### WHAT YOU ARE ASKED TO DO
Could you give the data below again, exactly and completely?

### RECORD LIST
——

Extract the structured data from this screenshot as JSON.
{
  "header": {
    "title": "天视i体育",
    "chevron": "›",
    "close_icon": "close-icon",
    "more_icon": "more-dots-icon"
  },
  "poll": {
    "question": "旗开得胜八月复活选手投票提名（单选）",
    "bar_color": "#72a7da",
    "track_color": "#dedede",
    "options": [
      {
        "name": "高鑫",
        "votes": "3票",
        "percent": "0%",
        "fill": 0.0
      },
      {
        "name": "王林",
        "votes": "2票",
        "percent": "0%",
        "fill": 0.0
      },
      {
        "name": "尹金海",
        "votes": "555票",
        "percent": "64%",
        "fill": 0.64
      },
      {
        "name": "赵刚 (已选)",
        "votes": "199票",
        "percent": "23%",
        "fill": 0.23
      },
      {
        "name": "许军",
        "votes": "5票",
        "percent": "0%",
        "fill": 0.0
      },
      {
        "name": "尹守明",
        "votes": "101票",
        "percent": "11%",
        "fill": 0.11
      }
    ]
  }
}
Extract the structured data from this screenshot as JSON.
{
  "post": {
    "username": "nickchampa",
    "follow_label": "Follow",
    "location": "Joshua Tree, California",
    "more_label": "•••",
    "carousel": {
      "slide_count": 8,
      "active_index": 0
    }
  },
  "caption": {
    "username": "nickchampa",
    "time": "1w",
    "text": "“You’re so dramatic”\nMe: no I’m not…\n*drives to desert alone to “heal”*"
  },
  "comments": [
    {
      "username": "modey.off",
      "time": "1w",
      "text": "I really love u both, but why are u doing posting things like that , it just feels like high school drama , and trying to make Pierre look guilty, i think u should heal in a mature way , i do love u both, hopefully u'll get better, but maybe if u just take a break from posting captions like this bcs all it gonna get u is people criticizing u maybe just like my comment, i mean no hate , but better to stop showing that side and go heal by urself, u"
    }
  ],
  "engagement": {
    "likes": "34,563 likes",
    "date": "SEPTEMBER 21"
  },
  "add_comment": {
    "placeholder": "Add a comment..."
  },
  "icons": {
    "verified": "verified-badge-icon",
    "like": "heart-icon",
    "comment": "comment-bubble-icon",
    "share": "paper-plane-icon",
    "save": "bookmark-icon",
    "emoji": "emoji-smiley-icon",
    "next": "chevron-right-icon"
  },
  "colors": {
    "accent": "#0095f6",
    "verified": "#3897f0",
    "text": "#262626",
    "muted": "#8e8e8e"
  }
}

——

### RESULT BELOW
Extract the structured data from this screenshot as JSON.
{
  "header": {
    "title": "天视i体育",
    "chevron": "›",
    "close_icon": "close-icon",
    "more_icon": "more-dots-icon"
  },
  "poll": {
    "question": "旗开得胜八月复活选手投票提名（单选）",
    "bar_color": "#72a7da",
    "track_color": "#dedede",
    "options": [
      {
        "name": "高鑫",
        "votes": "3票",
        "percent": "0%",
        "fill": 0.0
      },
      {
        "name": "王林",
        "votes": "2票",
        "percent": "0%",
        "fill": 0.0
      },
      {
        "name": "尹金海",
        "votes": "555票",
        "percent": "64%",
        "fill": 0.64
      },
      {
        "name": "赵刚 (已选)",
        "votes": "199票",
        "percent": "23%",
        "fill": 0.23
      },
      {
        "name": "许军",
        "votes": "5票",
        "percent": "0%",
        "fill": 0.0
      },
      {
        "name": "尹守明",
        "votes": "101票",
        "percent": "11%",
        "fill": 0.11
      }
    ]
  }
}
Extract the structured data from this screenshot as JSON.
{
  "post": {
    "username": "nickchampa",
    "follow_label": "Follow",
    "location": "Joshua Tree, California",
    "more_label": "•••",
    "carousel": {
      "slide_count": 8,
      "active_index": 0
    }
  },
  "caption": {
    "username": "nickchampa",
    "time": "1w",
    "text": "“You’re so dramatic”\nMe: no I’m not…\n*drives to desert alone to “heal”*"
  },
  "comments": [
    {
      "username": "modey.off",
      "time": "1w",
      "text": "I really love u both, but why are u doing posting things like that , it just feels like high school drama , and trying to make Pierre look guilty, i think u should heal in a mature way , i do love u both, hopefully u'll get better, but maybe if u just take a break from posting captions like this bcs all it gonna get u is people criticizing u maybe just like my comment, i mean no hate , but better to stop showing that side and go heal by urself, u"
    }
  ],
  "engagement": {
    "likes": "34,563 likes",
    "date": "SEPTEMBER 21"
  },
  "add_comment": {
    "placeholder": "Add a comment..."
  },
  "icons": {
    "verified": "verified-badge-icon",
    "like": "heart-icon",
    "comment": "comment-bubble-icon",
    "share": "paper-plane-icon",
    "save": "bookmark-icon",
    "emoji": "emoji-smiley-icon",
    "next": "chevron-right-icon"
  },
  "colors": {
    "accent": "#0095f6",
    "verified": "#3897f0",
    "text": "#262626",
    "muted": "#8e8e8e"
  }
}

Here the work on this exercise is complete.